-- Task requirements --
Transcribe each entry below exactly. Pictures do not go in the copy.
+ + + + +
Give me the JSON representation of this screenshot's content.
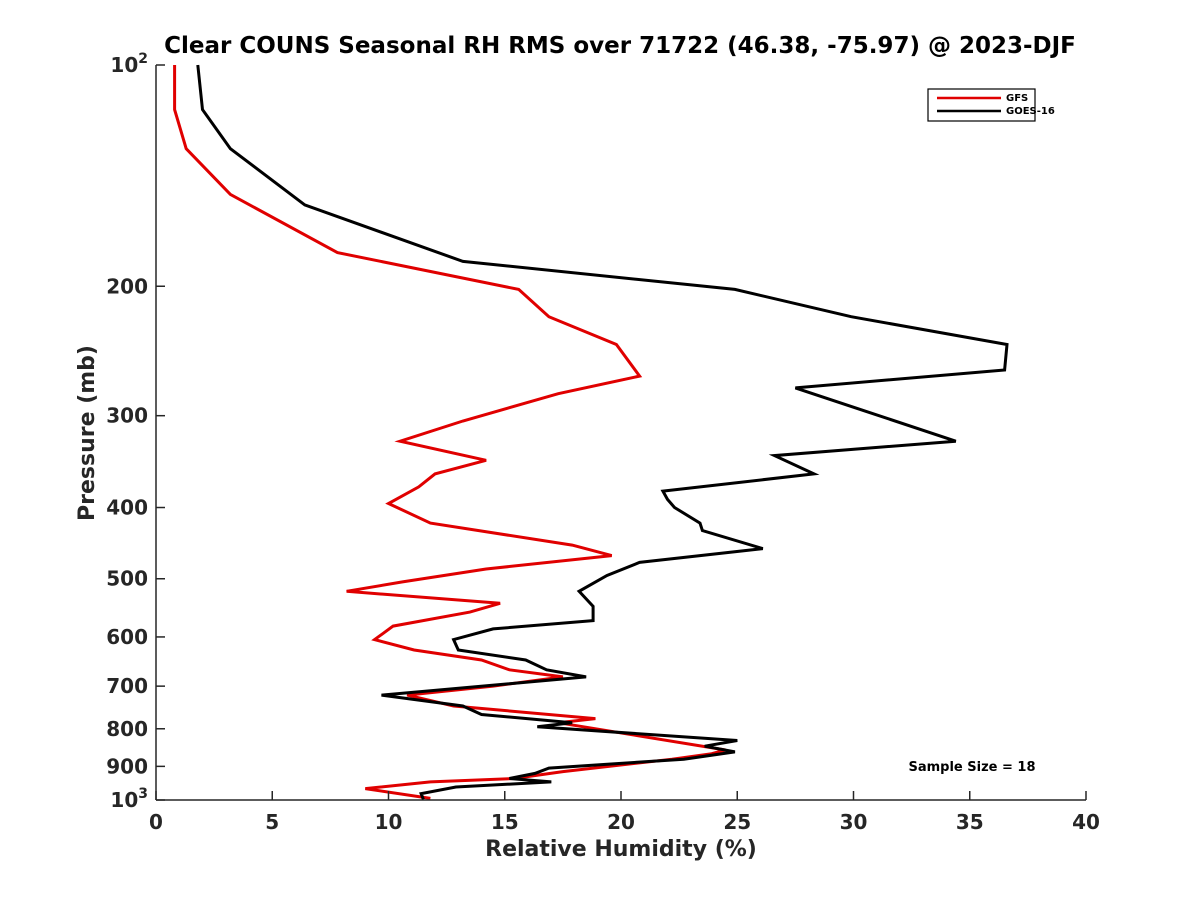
{
  "chart_data": {
    "type": "line",
    "title": "Clear COUNS Seasonal RH RMS over 71722 (46.38, -75.97) @ 2023-DJF",
    "xlabel": "Relative Humidity (%)",
    "ylabel": "Pressure (mb)",
    "xlim": [
      0,
      40
    ],
    "ylim": [
      100,
      1000
    ],
    "yscale": "log",
    "y_reversed": true,
    "grid": false,
    "legend_position": "top-right",
    "x_ticks": [
      "0",
      "5",
      "10",
      "15",
      "20",
      "25",
      "30",
      "35",
      "40"
    ],
    "x_tick_values": [
      0,
      5,
      10,
      15,
      20,
      25,
      30,
      35,
      40
    ],
    "y_ticks": [
      {
        "value": 100,
        "base": "10",
        "exp": "2"
      },
      {
        "value": 200,
        "label": "200"
      },
      {
        "value": 300,
        "label": "300"
      },
      {
        "value": 400,
        "label": "400"
      },
      {
        "value": 500,
        "label": "500"
      },
      {
        "value": 600,
        "label": "600"
      },
      {
        "value": 700,
        "label": "700"
      },
      {
        "value": 800,
        "label": "800"
      },
      {
        "value": 900,
        "label": "900"
      },
      {
        "value": 1000,
        "base": "10",
        "exp": "3"
      }
    ],
    "annotation": "Sample Size = 18",
    "series": [
      {
        "name": "GFS",
        "color": "#e00000",
        "points": [
          [
            0.8,
            100
          ],
          [
            0.8,
            115
          ],
          [
            1.3,
            130
          ],
          [
            3.2,
            150
          ],
          [
            7.8,
            180
          ],
          [
            15.6,
            202
          ],
          [
            16.9,
            220
          ],
          [
            19.8,
            240
          ],
          [
            20.8,
            265
          ],
          [
            17.3,
            280
          ],
          [
            13.2,
            305
          ],
          [
            10.5,
            325
          ],
          [
            14.2,
            345
          ],
          [
            12.0,
            360
          ],
          [
            11.3,
            375
          ],
          [
            10.0,
            395
          ],
          [
            11.8,
            420
          ],
          [
            17.9,
            450
          ],
          [
            19.6,
            465
          ],
          [
            14.2,
            485
          ],
          [
            10.6,
            505
          ],
          [
            8.2,
            520
          ],
          [
            14.8,
            540
          ],
          [
            13.5,
            555
          ],
          [
            10.2,
            580
          ],
          [
            9.4,
            605
          ],
          [
            11.1,
            625
          ],
          [
            14.0,
            645
          ],
          [
            15.2,
            665
          ],
          [
            17.5,
            680
          ],
          [
            14.5,
            700
          ],
          [
            10.8,
            720
          ],
          [
            12.8,
            745
          ],
          [
            18.9,
            775
          ],
          [
            17.3,
            785
          ],
          [
            24.5,
            855
          ],
          [
            23.9,
            865
          ],
          [
            22.2,
            880
          ],
          [
            17.5,
            915
          ],
          [
            15.4,
            935
          ],
          [
            11.8,
            945
          ],
          [
            9.0,
            965
          ],
          [
            11.8,
            995
          ]
        ]
      },
      {
        "name": "GOES-16",
        "color": "#000000",
        "points": [
          [
            1.8,
            100
          ],
          [
            2.0,
            115
          ],
          [
            3.2,
            130
          ],
          [
            6.4,
            155
          ],
          [
            13.2,
            185
          ],
          [
            24.9,
            202
          ],
          [
            29.9,
            220
          ],
          [
            36.6,
            240
          ],
          [
            36.5,
            260
          ],
          [
            27.5,
            275
          ],
          [
            30.4,
            295
          ],
          [
            34.4,
            325
          ],
          [
            26.6,
            340
          ],
          [
            28.3,
            360
          ],
          [
            21.8,
            380
          ],
          [
            22.0,
            390
          ],
          [
            22.3,
            400
          ],
          [
            23.4,
            420
          ],
          [
            23.5,
            430
          ],
          [
            26.1,
            455
          ],
          [
            20.8,
            475
          ],
          [
            19.4,
            495
          ],
          [
            18.2,
            520
          ],
          [
            18.8,
            545
          ],
          [
            18.8,
            570
          ],
          [
            14.5,
            585
          ],
          [
            12.8,
            605
          ],
          [
            13.0,
            625
          ],
          [
            15.9,
            645
          ],
          [
            16.8,
            665
          ],
          [
            18.5,
            680
          ],
          [
            9.7,
            720
          ],
          [
            13.2,
            745
          ],
          [
            14.0,
            765
          ],
          [
            17.9,
            785
          ],
          [
            16.4,
            795
          ],
          [
            25.0,
            830
          ],
          [
            23.6,
            845
          ],
          [
            24.9,
            860
          ],
          [
            22.7,
            880
          ],
          [
            16.9,
            905
          ],
          [
            16.3,
            920
          ],
          [
            15.2,
            935
          ],
          [
            17.0,
            945
          ],
          [
            12.9,
            960
          ],
          [
            11.4,
            980
          ],
          [
            11.5,
            998
          ]
        ]
      }
    ]
  }
}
+ + + + +
-- Written solution --
Give me the JSON representation of this screenshot's content.
{
  "chart_data": {
    "type": "line",
    "title": "Clear COUNS Seasonal RH RMS over 71722 (46.38, -75.97) @ 2023-DJF",
    "xlabel": "Relative Humidity (%)",
    "ylabel": "Pressure (mb)",
    "xlim": [
      0,
      40
    ],
    "ylim": [
      100,
      1000
    ],
    "yscale": "log",
    "y_reversed": true,
    "grid": false,
    "legend_position": "top-right",
    "x_ticks": [
      "0",
      "5",
      "10",
      "15",
      "20",
      "25",
      "30",
      "35",
      "40"
    ],
    "x_tick_values": [
      0,
      5,
      10,
      15,
      20,
      25,
      30,
      35,
      40
    ],
    "y_ticks": [
      {
        "value": 100,
        "base": "10",
        "exp": "2"
      },
      {
        "value": 200,
        "label": "200"
      },
      {
        "value": 300,
        "label": "300"
      },
      {
        "value": 400,
        "label": "400"
      },
      {
        "value": 500,
        "label": "500"
      },
      {
        "value": 600,
        "label": "600"
      },
      {
        "value": 700,
        "label": "700"
      },
      {
        "value": 800,
        "label": "800"
      },
      {
        "value": 900,
        "label": "900"
      },
      {
        "value": 1000,
        "base": "10",
        "exp": "3"
      }
    ],
    "annotation": "Sample Size = 18",
    "series": [
      {
        "name": "GFS",
        "color": "#e00000",
        "points": [
          [
            0.8,
            100
          ],
          [
            0.8,
            115
          ],
          [
            1.3,
            130
          ],
          [
            3.2,
            150
          ],
          [
            7.8,
            180
          ],
          [
            15.6,
            202
          ],
          [
            16.9,
            220
          ],
          [
            19.8,
            240
          ],
          [
            20.8,
            265
          ],
          [
            17.3,
            280
          ],
          [
            13.2,
            305
          ],
          [
            10.5,
            325
          ],
          [
            14.2,
            345
          ],
          [
            12.0,
            360
          ],
          [
            11.3,
            375
          ],
          [
            10.0,
            395
          ],
          [
            11.8,
            420
          ],
          [
            17.9,
            450
          ],
          [
            19.6,
            465
          ],
          [
            14.2,
            485
          ],
          [
            10.6,
            505
          ],
          [
            8.2,
            520
          ],
          [
            14.8,
            540
          ],
          [
            13.5,
            555
          ],
          [
            10.2,
            580
          ],
          [
            9.4,
            605
          ],
          [
            11.1,
            625
          ],
          [
            14.0,
            645
          ],
          [
            15.2,
            665
          ],
          [
            17.5,
            680
          ],
          [
            14.5,
            700
          ],
          [
            10.8,
            720
          ],
          [
            12.8,
            745
          ],
          [
            18.9,
            775
          ],
          [
            17.3,
            785
          ],
          [
            24.5,
            855
          ],
          [
            23.9,
            865
          ],
          [
            22.2,
            880
          ],
          [
            17.5,
            915
          ],
          [
            15.4,
            935
          ],
          [
            11.8,
            945
          ],
          [
            9.0,
            965
          ],
          [
            11.8,
            995
          ]
        ]
      },
      {
        "name": "GOES-16",
        "color": "#000000",
        "points": [
          [
            1.8,
            100
          ],
          [
            2.0,
            115
          ],
          [
            3.2,
            130
          ],
          [
            6.4,
            155
          ],
          [
            13.2,
            185
          ],
          [
            24.9,
            202
          ],
          [
            29.9,
            220
          ],
          [
            36.6,
            240
          ],
          [
            36.5,
            260
          ],
          [
            27.5,
            275
          ],
          [
            30.4,
            295
          ],
          [
            34.4,
            325
          ],
          [
            26.6,
            340
          ],
          [
            28.3,
            360
          ],
          [
            21.8,
            380
          ],
          [
            22.0,
            390
          ],
          [
            22.3,
            400
          ],
          [
            23.4,
            420
          ],
          [
            23.5,
            430
          ],
          [
            26.1,
            455
          ],
          [
            20.8,
            475
          ],
          [
            19.4,
            495
          ],
          [
            18.2,
            520
          ],
          [
            18.8,
            545
          ],
          [
            18.8,
            570
          ],
          [
            14.5,
            585
          ],
          [
            12.8,
            605
          ],
          [
            13.0,
            625
          ],
          [
            15.9,
            645
          ],
          [
            16.8,
            665
          ],
          [
            18.5,
            680
          ],
          [
            9.7,
            720
          ],
          [
            13.2,
            745
          ],
          [
            14.0,
            765
          ],
          [
            17.9,
            785
          ],
          [
            16.4,
            795
          ],
          [
            25.0,
            830
          ],
          [
            23.6,
            845
          ],
          [
            24.9,
            860
          ],
          [
            22.7,
            880
          ],
          [
            16.9,
            905
          ],
          [
            16.3,
            920
          ],
          [
            15.2,
            935
          ],
          [
            17.0,
            945
          ],
          [
            12.9,
            960
          ],
          [
            11.4,
            980
          ],
          [
            11.5,
            998
          ]
        ]
      }
    ]
  }
}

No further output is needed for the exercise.